----- The input

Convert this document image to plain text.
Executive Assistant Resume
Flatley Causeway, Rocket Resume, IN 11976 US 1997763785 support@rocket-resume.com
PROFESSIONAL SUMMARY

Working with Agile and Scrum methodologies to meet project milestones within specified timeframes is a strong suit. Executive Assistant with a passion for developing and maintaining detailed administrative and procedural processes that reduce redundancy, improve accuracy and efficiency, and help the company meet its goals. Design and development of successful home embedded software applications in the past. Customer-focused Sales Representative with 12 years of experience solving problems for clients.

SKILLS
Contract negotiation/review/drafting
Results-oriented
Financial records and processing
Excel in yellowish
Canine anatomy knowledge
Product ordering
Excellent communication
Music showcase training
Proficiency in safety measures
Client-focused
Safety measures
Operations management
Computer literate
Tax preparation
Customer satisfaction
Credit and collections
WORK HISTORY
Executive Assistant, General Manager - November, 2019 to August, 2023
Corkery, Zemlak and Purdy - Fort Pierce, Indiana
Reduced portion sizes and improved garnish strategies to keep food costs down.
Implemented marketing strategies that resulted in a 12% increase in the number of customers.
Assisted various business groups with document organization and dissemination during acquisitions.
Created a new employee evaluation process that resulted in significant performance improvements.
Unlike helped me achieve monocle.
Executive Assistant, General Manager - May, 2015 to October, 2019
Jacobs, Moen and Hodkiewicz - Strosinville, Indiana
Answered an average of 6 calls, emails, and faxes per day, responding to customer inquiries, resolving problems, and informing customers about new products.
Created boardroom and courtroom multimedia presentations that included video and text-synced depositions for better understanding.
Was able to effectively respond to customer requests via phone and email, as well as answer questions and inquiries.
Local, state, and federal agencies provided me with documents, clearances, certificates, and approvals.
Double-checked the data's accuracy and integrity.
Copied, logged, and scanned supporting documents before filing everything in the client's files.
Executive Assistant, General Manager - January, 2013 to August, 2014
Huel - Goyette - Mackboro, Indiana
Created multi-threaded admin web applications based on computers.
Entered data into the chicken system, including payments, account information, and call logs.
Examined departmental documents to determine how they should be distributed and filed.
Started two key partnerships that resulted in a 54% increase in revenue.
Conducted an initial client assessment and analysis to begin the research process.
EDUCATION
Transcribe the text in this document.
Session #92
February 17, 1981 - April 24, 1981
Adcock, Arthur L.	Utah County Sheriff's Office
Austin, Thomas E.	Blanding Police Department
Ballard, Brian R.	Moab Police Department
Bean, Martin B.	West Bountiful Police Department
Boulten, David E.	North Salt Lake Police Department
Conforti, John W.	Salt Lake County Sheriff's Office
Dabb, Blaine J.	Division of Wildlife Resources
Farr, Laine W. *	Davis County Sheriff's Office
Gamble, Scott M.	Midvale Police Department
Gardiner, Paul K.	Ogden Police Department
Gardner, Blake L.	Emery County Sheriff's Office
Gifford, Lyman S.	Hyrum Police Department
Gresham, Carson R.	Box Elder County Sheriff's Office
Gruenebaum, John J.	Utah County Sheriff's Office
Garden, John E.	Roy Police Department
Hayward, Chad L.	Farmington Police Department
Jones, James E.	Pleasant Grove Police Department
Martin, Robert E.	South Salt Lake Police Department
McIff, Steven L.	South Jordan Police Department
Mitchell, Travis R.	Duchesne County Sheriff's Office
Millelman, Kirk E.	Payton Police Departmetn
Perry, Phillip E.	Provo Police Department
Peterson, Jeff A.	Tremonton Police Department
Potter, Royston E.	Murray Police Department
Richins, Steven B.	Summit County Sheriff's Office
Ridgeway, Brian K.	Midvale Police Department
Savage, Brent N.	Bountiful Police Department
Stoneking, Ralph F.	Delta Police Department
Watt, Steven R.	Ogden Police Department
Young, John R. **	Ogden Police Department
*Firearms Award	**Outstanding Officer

----------

From the line holding "Transcribe the text in this document." to the last line of the records, quote each line exactly and add nothing.

- [Full answer]
Transcribe the text in this document.
Session #92
February 17, 1981 - April 24, 1981
Adcock, Arthur L.	Utah County Sheriff's Office
Austin, Thomas E.	Blanding Police Department
Ballard, Brian R.	Moab Police Department
Bean, Martin B.	West Bountiful Police Department
Boulten, David E.	North Salt Lake Police Department
Conforti, John W.	Salt Lake County Sheriff's Office
Dabb, Blaine J.	Division of Wildlife Resources
Farr, Laine W. *	Davis County Sheriff's Office
Gamble, Scott M.	Midvale Police Department
Gardiner, Paul K.	Ogden Police Department
Gardner, Blake L.	Emery County Sheriff's Office
Gifford, Lyman S.	Hyrum Police Department
Gresham, Carson R.	Box Elder County Sheriff's Office
Gruenebaum, John J.	Utah County Sheriff's Office
Garden, John E.	Roy Police Department
Hayward, Chad L.	Farmington Police Department
Jones, James E.	Pleasant Grove Police Department
Martin, Robert E.	South Salt Lake Police Department
McIff, Steven L.	South Jordan Police Department
Mitchell, Travis R.	Duchesne County Sheriff's Office
Millelman, Kirk E.	Payton Police Departmetn
Perry, Phillip E.	Provo Police Department
Peterson, Jeff A.	Tremonton Police Department
Potter, Royston E.	Murray Police Department
Richins, Steven B.	Summit County Sheriff's Office
Ridgeway, Brian K.	Midvale Police Department
Savage, Brent N.	Bountiful Police Department
Stoneking, Ralph F.	Delta Police Department
Watt, Steven R.	Ogden Police Department
Young, John R. **	Ogden Police Department
*Firearms Award	**Outstanding Officer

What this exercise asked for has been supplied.